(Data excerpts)
— start —

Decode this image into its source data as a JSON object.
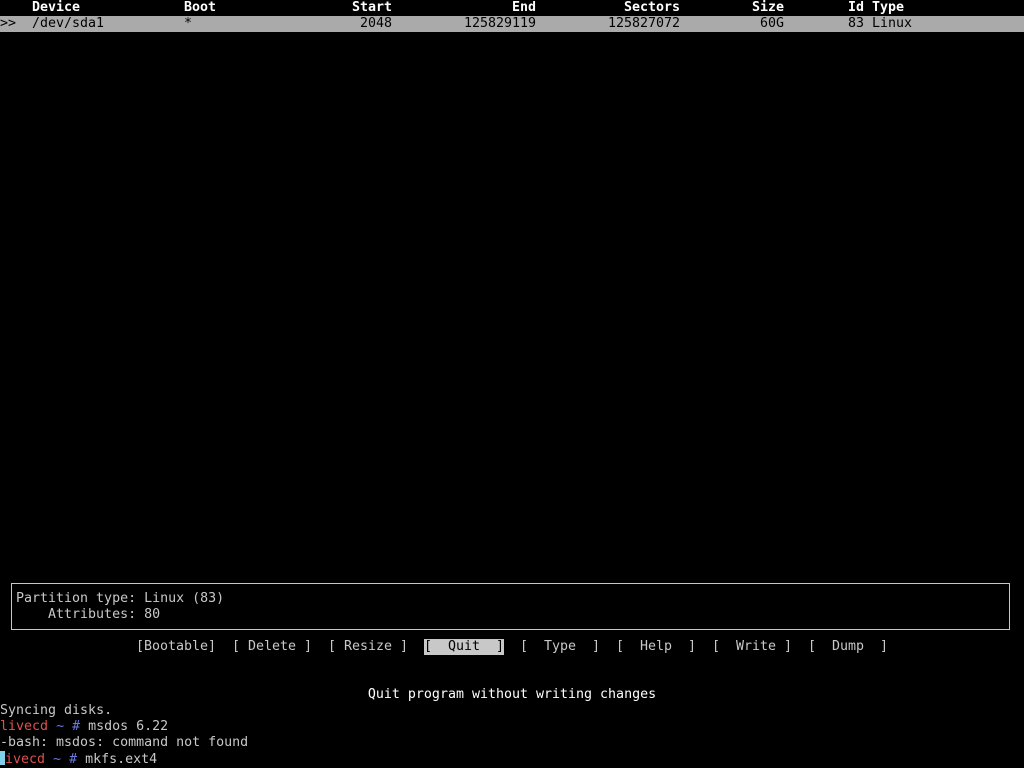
{
  "table": {
    "headers": {
      "device": "Device",
      "boot": "Boot",
      "start": "Start",
      "end": "End",
      "sectors": "Sectors",
      "size": "Size",
      "id_type": "Id Type"
    },
    "rows": [
      {
        "marker": ">>",
        "device": "/dev/sda1",
        "boot": "*",
        "start": "2048",
        "end": "125829119",
        "sectors": "125827072",
        "size": "60G",
        "id_type": "83 Linux"
      }
    ]
  },
  "info": {
    "partition_type": "Partition type: Linux (83)",
    "attributes": "    Attributes: 80"
  },
  "menu": {
    "items": [
      {
        "label": "[Bootable]",
        "selected": false
      },
      {
        "label": "[ Delete ]",
        "selected": false
      },
      {
        "label": "[ Resize ]",
        "selected": false
      },
      {
        "label": "[  Quit  ]",
        "selected": true
      },
      {
        "label": "[  Type  ]",
        "selected": false
      },
      {
        "label": "[  Help  ]",
        "selected": false
      },
      {
        "label": "[  Write ]",
        "selected": false
      },
      {
        "label": "[  Dump  ]",
        "selected": false
      }
    ],
    "hint": "Quit program without writing changes"
  },
  "terminal": {
    "sync_msg": "Syncing disks.",
    "host": "livecd",
    "tilde": "~",
    "hash": "#",
    "cmd1": "msdos 6.22",
    "error": "-bash: msdos: command not found",
    "host_rest": "ivecd",
    "cmd2": "mkfs.ext4"
  },
  "colors": {
    "selected_row_bg": "#aaaaaa",
    "prompt_host": "#e05050",
    "prompt_tilde": "#6a78e0",
    "cursor": "#7fd0e8"
  }
}
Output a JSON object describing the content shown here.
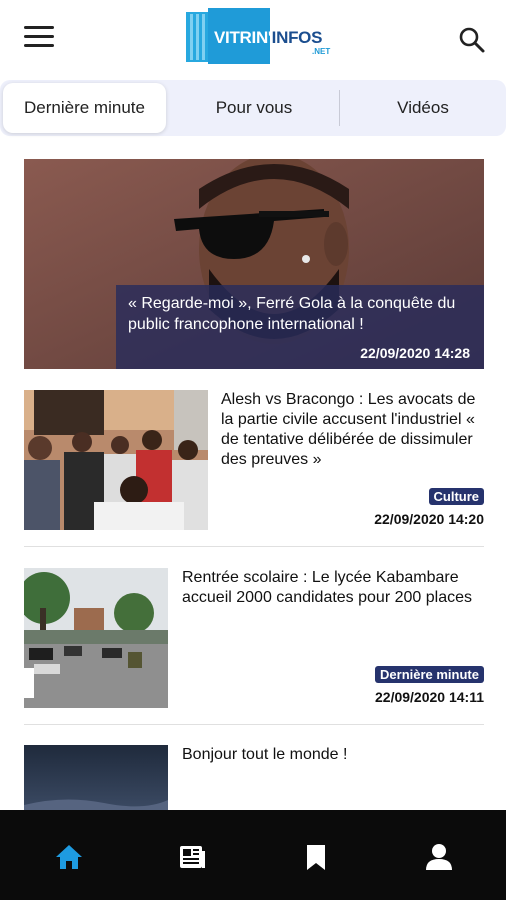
{
  "header": {
    "logo_part1": "VITRIN'",
    "logo_part2": "INFOS",
    "logo_sub": ".NET",
    "menu_icon": "hamburger-menu-icon",
    "search_icon": "search-icon"
  },
  "tabs": [
    {
      "label": "Dernière minute",
      "active": true
    },
    {
      "label": "Pour vous",
      "active": false
    },
    {
      "label": "Vidéos",
      "active": false
    }
  ],
  "hero": {
    "title": "« Regarde-moi », Ferré Gola à la conquête du public francophone international !",
    "date": "22/09/2020 14:28"
  },
  "articles": [
    {
      "title": "Alesh vs Bracongo : Les avocats de la partie civile accusent l'industriel « de tentative délibérée de dissimuler des preuves »",
      "category": "Culture",
      "date": "22/09/2020 14:20"
    },
    {
      "title": "Rentrée scolaire : Le lycée Kabambare accueil 2000 candidates pour 200 places",
      "category": "Dernière minute",
      "date": "22/09/2020 14:11"
    },
    {
      "title": "Bonjour tout le monde !",
      "category": "",
      "date": ""
    }
  ],
  "bottom_nav": {
    "items": [
      "home-icon",
      "newspaper-icon",
      "bookmark-icon",
      "user-icon"
    ],
    "active_color": "#1e9be0",
    "inactive_color": "#ffffff"
  },
  "colors": {
    "badge_bg": "#26336d",
    "tab_bar_bg": "#eef0fb",
    "logo_blue": "#1e9ad6",
    "logo_dark": "#1b4e8f"
  }
}
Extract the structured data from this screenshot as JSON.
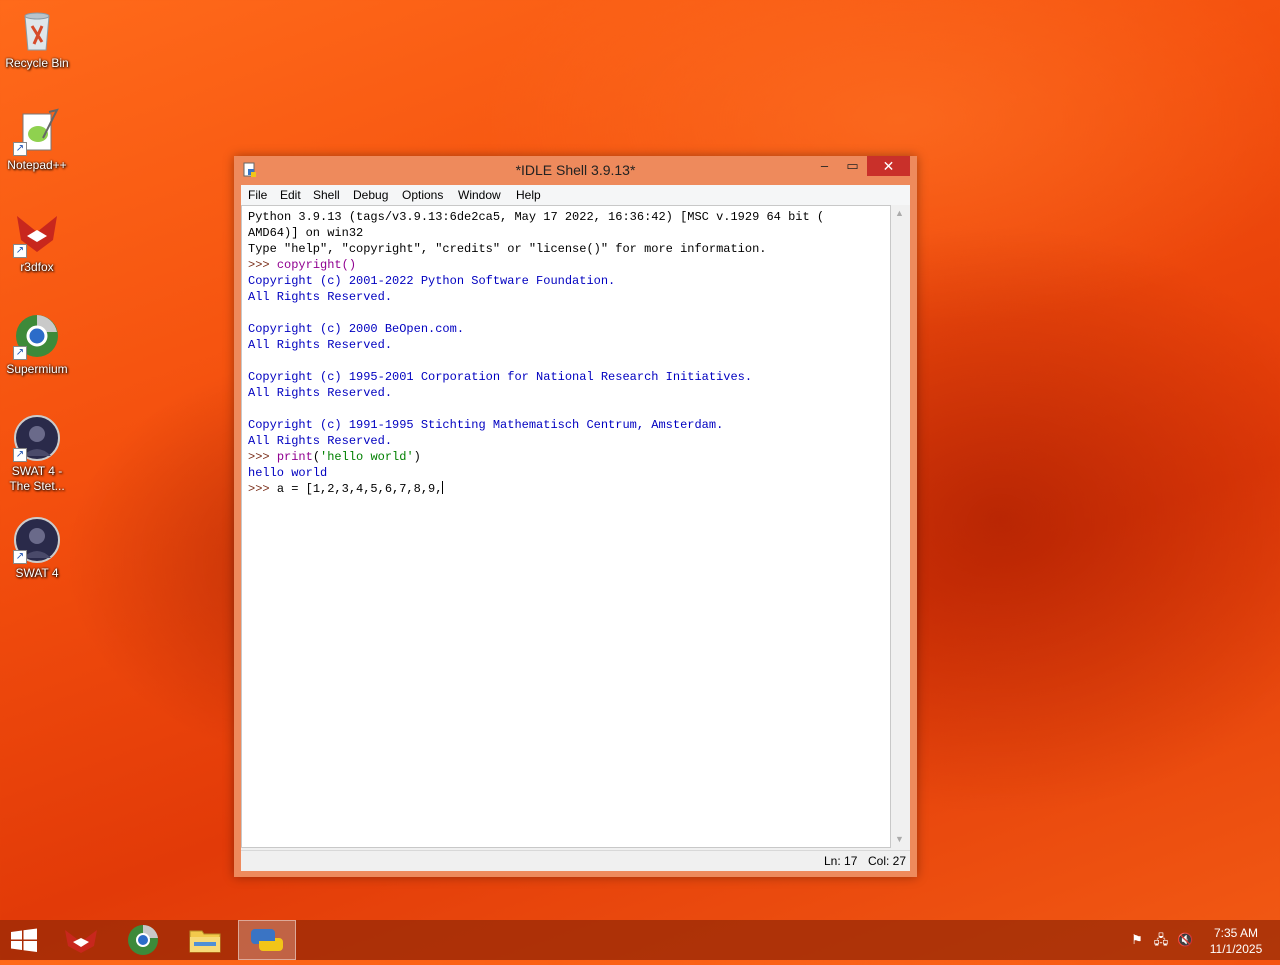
{
  "desktop": {
    "icons": [
      {
        "label": "Recycle Bin"
      },
      {
        "label": "Notepad++"
      },
      {
        "label": "r3dfox"
      },
      {
        "label": "Supermium"
      },
      {
        "label": "SWAT 4 -\nThe Stet..."
      },
      {
        "label": "SWAT 4"
      }
    ]
  },
  "window": {
    "title": "*IDLE Shell 3.9.13*",
    "controls": {
      "minimize": "–",
      "maximize": "▭",
      "close": "✕"
    },
    "menu": [
      "File",
      "Edit",
      "Shell",
      "Debug",
      "Options",
      "Window",
      "Help"
    ],
    "shell": {
      "banner1": "Python 3.9.13 (tags/v3.9.13:6de2ca5, May 17 2022, 16:36:42) [MSC v.1929 64 bit (",
      "banner2": "AMD64)] on win32",
      "banner3": "Type \"help\", \"copyright\", \"credits\" or \"license()\" for more information.",
      "prompt": ">>> ",
      "cmd1": "copyright()",
      "copyright": [
        "Copyright (c) 2001-2022 Python Software Foundation.",
        "All Rights Reserved.",
        "",
        "Copyright (c) 2000 BeOpen.com.",
        "All Rights Reserved.",
        "",
        "Copyright (c) 1995-2001 Corporation for National Research Initiatives.",
        "All Rights Reserved.",
        "",
        "Copyright (c) 1991-1995 Stichting Mathematisch Centrum, Amsterdam.",
        "All Rights Reserved."
      ],
      "cmd2_func": "print",
      "cmd2_open": "(",
      "cmd2_str": "'hello world'",
      "cmd2_close": ")",
      "output2": "hello world",
      "cmd3": "a = [1,2,3,4,5,6,7,8,9,"
    },
    "status": {
      "line": "Ln: 17",
      "col": "Col: 27"
    }
  },
  "taskbar": {
    "pinned": [
      "start-button",
      "r3dfox",
      "supermium",
      "file-explorer",
      "idle-python"
    ],
    "active": "idle-python",
    "clock_time": "7:35 AM",
    "clock_date": "11/1/2025"
  }
}
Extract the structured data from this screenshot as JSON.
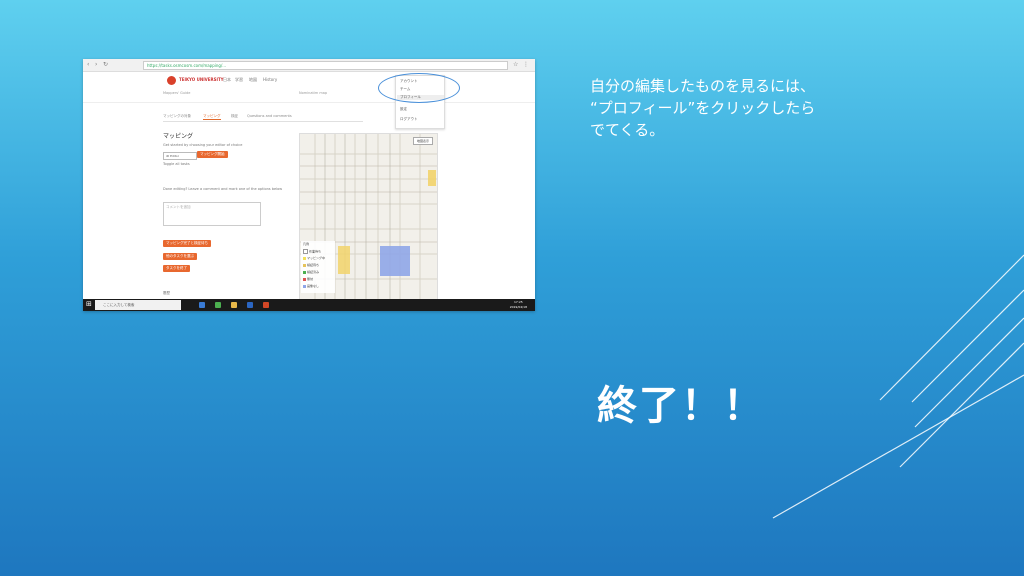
{
  "slide": {
    "caption": "自分の編集したものを見るには、\n“プロフィール”をクリックしたら\nでてくる。",
    "final_text": "終了！！"
  },
  "screenshot": {
    "url": "https://tasks.osmcosm.com/mapping/...",
    "site": {
      "name": "TEIKYO UNIVERSITY",
      "nav": [
        "日本",
        "学習",
        "地図",
        "History"
      ],
      "subtext_left": "Mappers' Guide",
      "subtext_right": "Nominatim map"
    },
    "user_menu": {
      "items": [
        "アカウント",
        "チーム",
        "プロフィール",
        "設定",
        "ログアウト"
      ]
    },
    "tabs": [
      "マッピングの対象",
      "マッピング",
      "検証",
      "Questions and comments"
    ],
    "panel": {
      "title": "マッピング",
      "intro": "Get started by choosing your editor of choice",
      "editor_select": "iD Editor",
      "start_button": "マッピング開始",
      "hint": "Toggle all tasks",
      "comment_label": "Done editing? Leave a comment and mark one of the options below",
      "comment_placeholder": "コメントを追加",
      "buttons": [
        "マッピング完了と検証待ち",
        "他のタスクを選ぶ",
        "タスクを終了"
      ],
      "footer_label": "履歴"
    },
    "map": {
      "button": "地図表示",
      "legend_title": "凡例",
      "legend": [
        {
          "label": "作業待ち",
          "color": "#ffffff"
        },
        {
          "label": "マッピング中",
          "color": "#f2e15a"
        },
        {
          "label": "検証待ち",
          "color": "#e6c45a"
        },
        {
          "label": "検証済み",
          "color": "#4caf50"
        },
        {
          "label": "無効",
          "color": "#e05252"
        },
        {
          "label": "画像なし",
          "color": "#8fa6e8"
        }
      ]
    },
    "taskbar": {
      "search_placeholder": "ここに入力して検索",
      "time": "17:25",
      "date": "2019/04/18"
    }
  }
}
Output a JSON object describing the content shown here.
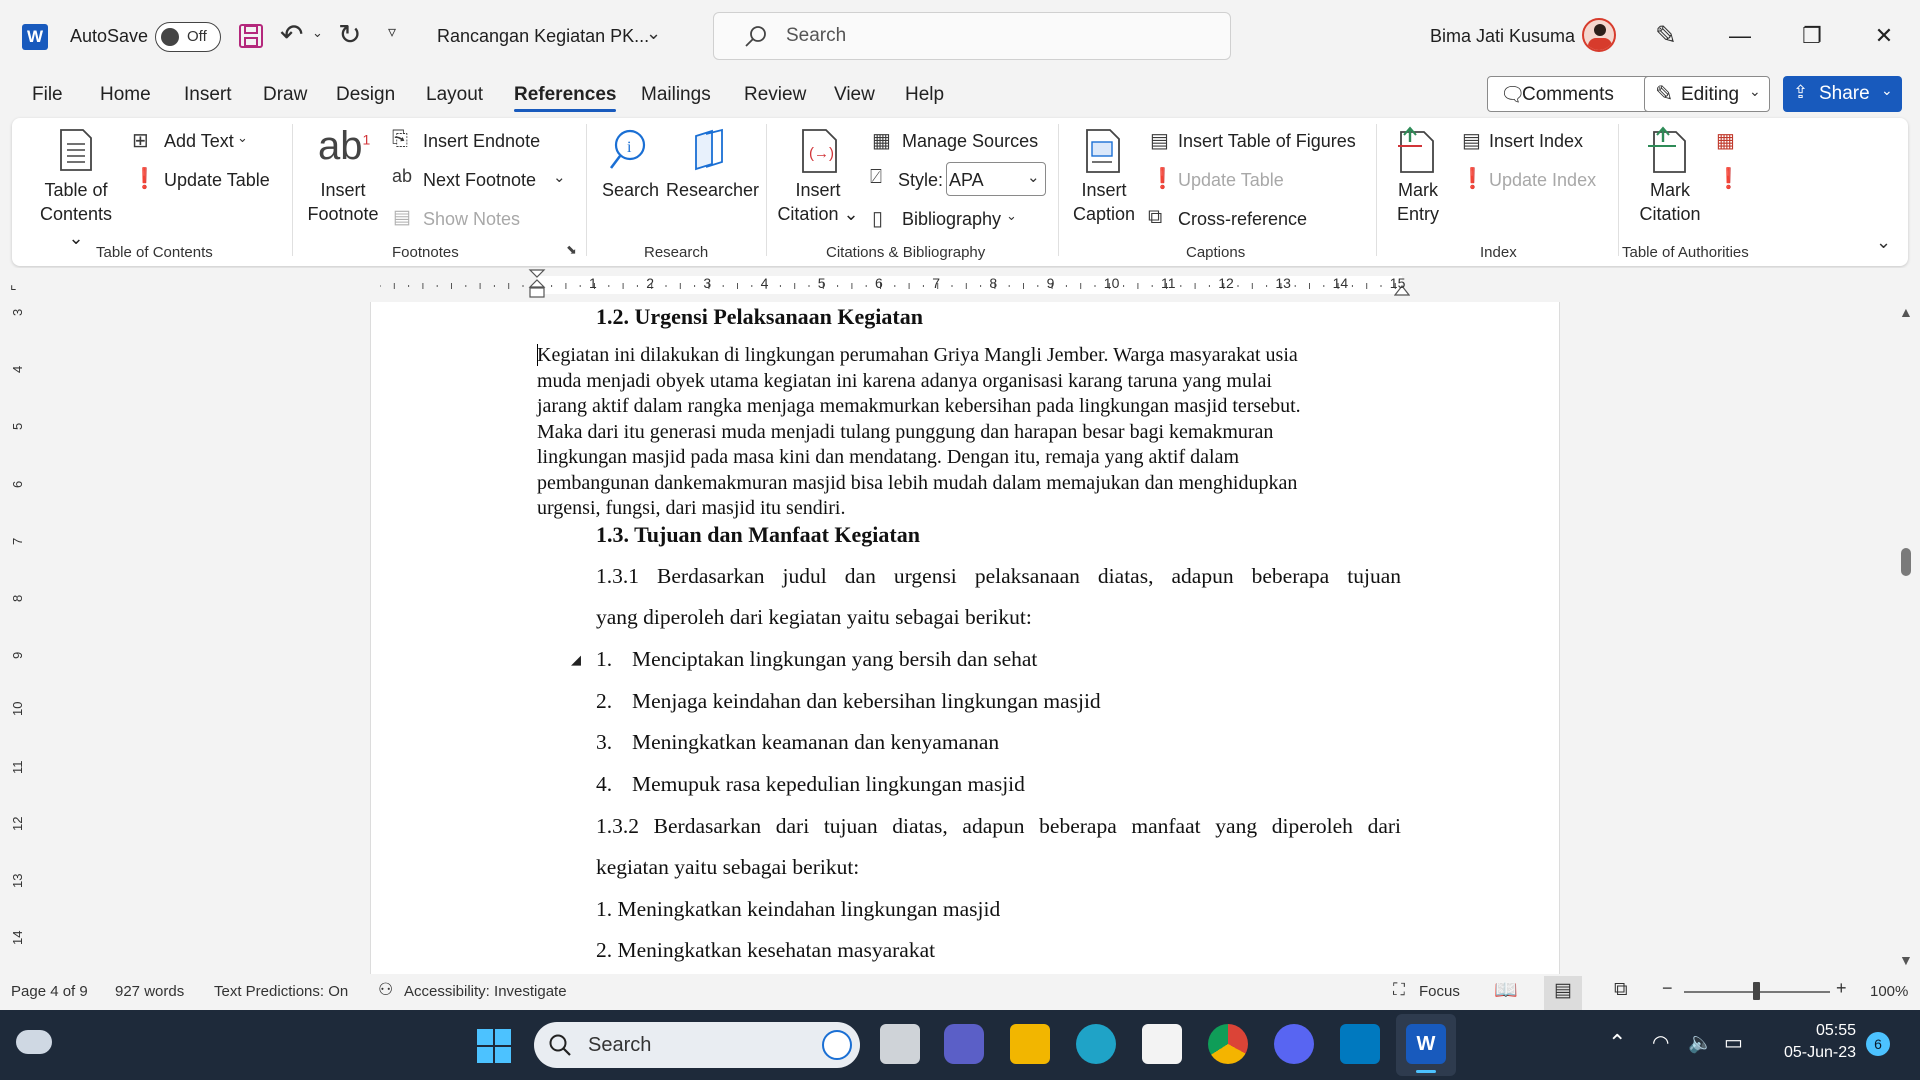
{
  "titlebar": {
    "autosave_label": "AutoSave",
    "autosave_state": "Off",
    "doc_title": "Rancangan Kegiatan PK...",
    "search_placeholder": "Search",
    "user_name": "Bima Jati Kusuma"
  },
  "menu": {
    "tabs": [
      "File",
      "Home",
      "Insert",
      "Draw",
      "Design",
      "Layout",
      "References",
      "Mailings",
      "Review",
      "View",
      "Help"
    ],
    "active": "References",
    "comments": "Comments",
    "editing": "Editing",
    "share": "Share"
  },
  "ribbon": {
    "toc": {
      "table_of_contents": "Table of\nContents",
      "toc_line1": "Table of",
      "toc_line2": "Contents",
      "add_text": "Add Text",
      "update_table": "Update Table",
      "group": "Table of Contents"
    },
    "footnotes": {
      "insert_footnote_1": "Insert",
      "insert_footnote_2": "Footnote",
      "insert_endnote": "Insert Endnote",
      "next_footnote": "Next Footnote",
      "show_notes": "Show Notes",
      "group": "Footnotes"
    },
    "research": {
      "search": "Search",
      "researcher": "Researcher",
      "group": "Research"
    },
    "citations": {
      "insert_citation_1": "Insert",
      "insert_citation_2": "Citation",
      "manage_sources": "Manage Sources",
      "style_label": "Style:",
      "style_value": "APA",
      "bibliography": "Bibliography",
      "group": "Citations & Bibliography"
    },
    "captions": {
      "insert_caption_1": "Insert",
      "insert_caption_2": "Caption",
      "insert_table_of_figures": "Insert Table of Figures",
      "update_table": "Update Table",
      "cross_reference": "Cross-reference",
      "group": "Captions"
    },
    "index": {
      "mark_entry_1": "Mark",
      "mark_entry_2": "Entry",
      "insert_index": "Insert Index",
      "update_index": "Update Index",
      "group": "Index"
    },
    "authorities": {
      "mark_citation_1": "Mark",
      "mark_citation_2": "Citation",
      "group": "Table of Authorities"
    }
  },
  "ruler": {
    "numbers": [
      "1",
      "2",
      "3",
      "4",
      "5",
      "6",
      "7",
      "8",
      "9",
      "10",
      "11",
      "12",
      "13",
      "14",
      "15"
    ]
  },
  "vruler": {
    "numbers": [
      "3",
      "4",
      "5",
      "6",
      "7",
      "8",
      "9",
      "10",
      "11",
      "12",
      "13",
      "14"
    ]
  },
  "document": {
    "heading_12": "1.2. Urgensi  Pelaksanaan Kegiatan",
    "para_lines": [
      "Kegiatan ini dilakukan di lingkungan perumahan Griya Mangli Jember. Warga masyarakat usia",
      "muda menjadi obyek utama kegiatan ini karena adanya organisasi karang taruna yang mulai",
      "jarang aktif dalam rangka menjaga memakmurkan kebersihan pada lingkungan masjid tersebut.",
      "Maka dari itu generasi muda menjadi tulang punggung dan harapan besar bagi kemakmuran",
      "lingkungan masjid pada masa kini dan mendatang. Dengan itu, remaja yang aktif dalam",
      "pembangunan dankemakmuran masjid bisa lebih mudah dalam memajukan dan menghidupkan",
      "urgensi, fungsi, dari masjid itu sendiri."
    ],
    "heading_13": "1.3. Tujuan dan Manfaat Kegiatan",
    "p131_line1": "1.3.1 Berdasarkan judul dan urgensi pelaksanaan diatas, adapun beberapa tujuan",
    "p131_line2": "yang diperoleh dari kegiatan yaitu sebagai berikut:",
    "tujuan": [
      {
        "num": "1.",
        "text": "Menciptakan lingkungan yang bersih dan sehat"
      },
      {
        "num": "2.",
        "text": "Menjaga keindahan dan kebersihan lingkungan masjid"
      },
      {
        "num": "3.",
        "text": "Meningkatkan keamanan dan kenyamanan"
      },
      {
        "num": "4.",
        "text": "Memupuk rasa kepedulian lingkungan masjid"
      }
    ],
    "p132_line1": "1.3.2 Berdasarkan dari tujuan diatas, adapun beberapa manfaat yang diperoleh dari",
    "p132_line2": "kegiatan yaitu sebagai berikut:",
    "manfaat": [
      "1. Meningkatkan keindahan lingkungan masjid",
      "2. Meningkatkan kesehatan masyarakat"
    ]
  },
  "status": {
    "page": "Page 4 of 9",
    "words": "927 words",
    "predictions": "Text Predictions: On",
    "accessibility": "Accessibility: Investigate",
    "focus": "Focus",
    "zoom": "100%"
  },
  "taskbar": {
    "search": "Search",
    "time": "05:55",
    "date": "05-Jun-23",
    "badge": "6"
  },
  "colors": {
    "accent": "#185abd",
    "taskbar": "#1e2a3a"
  }
}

— end —

▸ YOUR INSTRUCTIONS
Which lines contain "yaitu"? Show each of them.

▸ FINAL RESULT
    "p131_line2": "yang diperoleh dari kegiatan yaitu sebagai berikut:",
    "p132_line2": "kegiatan yaitu sebagai berikut:",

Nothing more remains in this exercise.